**PROBLEM TO WORK ON:** Without the pictures, write out all the lines below exactly as they appear.

**RECORDS FOR THE TASK:**
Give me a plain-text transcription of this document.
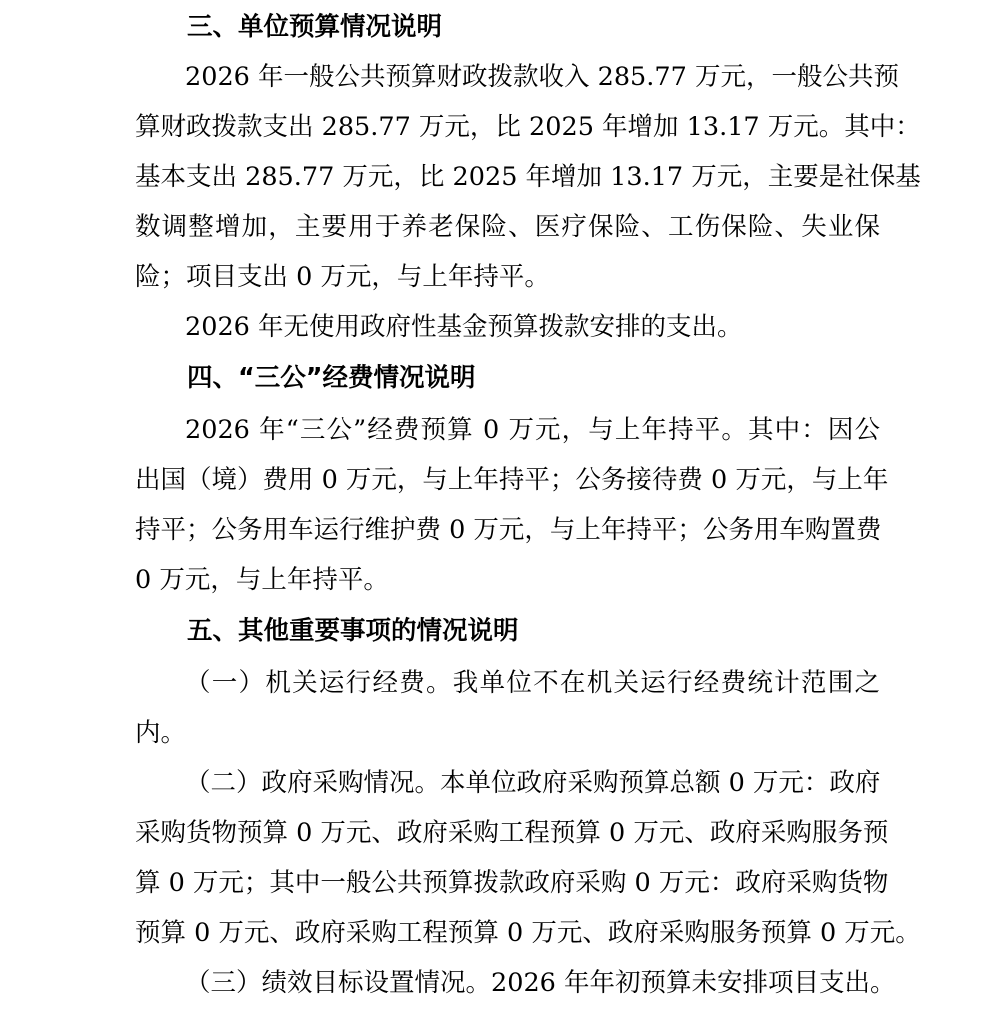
三、单位预算情况说明
2026 年一般公共预算财政拨款收入 285.77 万元，一般公共预
算财政拨款支出 285.77 万元，比 2025 年增加 13.17 万元。其中：
基本支出 285.77 万元，比 2025 年增加 13.17 万元，主要是社保基
数调整增加，主要用于养老保险、医疗保险、工伤保险、失业保
险；项目支出 0 万元，与上年持平。
2026 年无使用政府性基金预算拨款安排的支出。
四、“三公”经费情况说明
2026 年“三公”经费预算 0 万元，与上年持平。其中：因公
出国（境）费用 0 万元，与上年持平；公务接待费 0 万元，与上年
持平；公务用车运行维护费 0 万元，与上年持平；公务用车购置费
0 万元，与上年持平。
五、其他重要事项的情况说明
（一）机关运行经费。我单位不在机关运行经费统计范围之
内。
（二）政府采购情况。本单位政府采购预算总额 0 万元：政府
采购货物预算 0 万元、政府采购工程预算 0 万元、政府采购服务预
算 0 万元；其中一般公共预算拨款政府采购 0 万元：政府采购货物
预算 0 万元、政府采购工程预算 0 万元、政府采购服务预算 0 万元。
（三）绩效目标设置情况。2026 年年初预算未安排项目支出。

**FINISHED EXERCISE:**
Give me a plain-text transcription of this document.
三、单位预算情况说明
2026 年一般公共预算财政拨款收入 285.77 万元，一般公共预
算财政拨款支出 285.77 万元，比 2025 年增加 13.17 万元。其中：
基本支出 285.77 万元，比 2025 年增加 13.17 万元，主要是社保基
数调整增加，主要用于养老保险、医疗保险、工伤保险、失业保
险；项目支出 0 万元，与上年持平。
2026 年无使用政府性基金预算拨款安排的支出。
四、“三公”经费情况说明
2026 年“三公”经费预算 0 万元，与上年持平。其中：因公
出国（境）费用 0 万元，与上年持平；公务接待费 0 万元，与上年
持平；公务用车运行维护费 0 万元，与上年持平；公务用车购置费
0 万元，与上年持平。
五、其他重要事项的情况说明
（一）机关运行经费。我单位不在机关运行经费统计范围之
内。
（二）政府采购情况。本单位政府采购预算总额 0 万元：政府
采购货物预算 0 万元、政府采购工程预算 0 万元、政府采购服务预
算 0 万元；其中一般公共预算拨款政府采购 0 万元：政府采购货物
预算 0 万元、政府采购工程预算 0 万元、政府采购服务预算 0 万元。
（三）绩效目标设置情况。2026 年年初预算未安排项目支出。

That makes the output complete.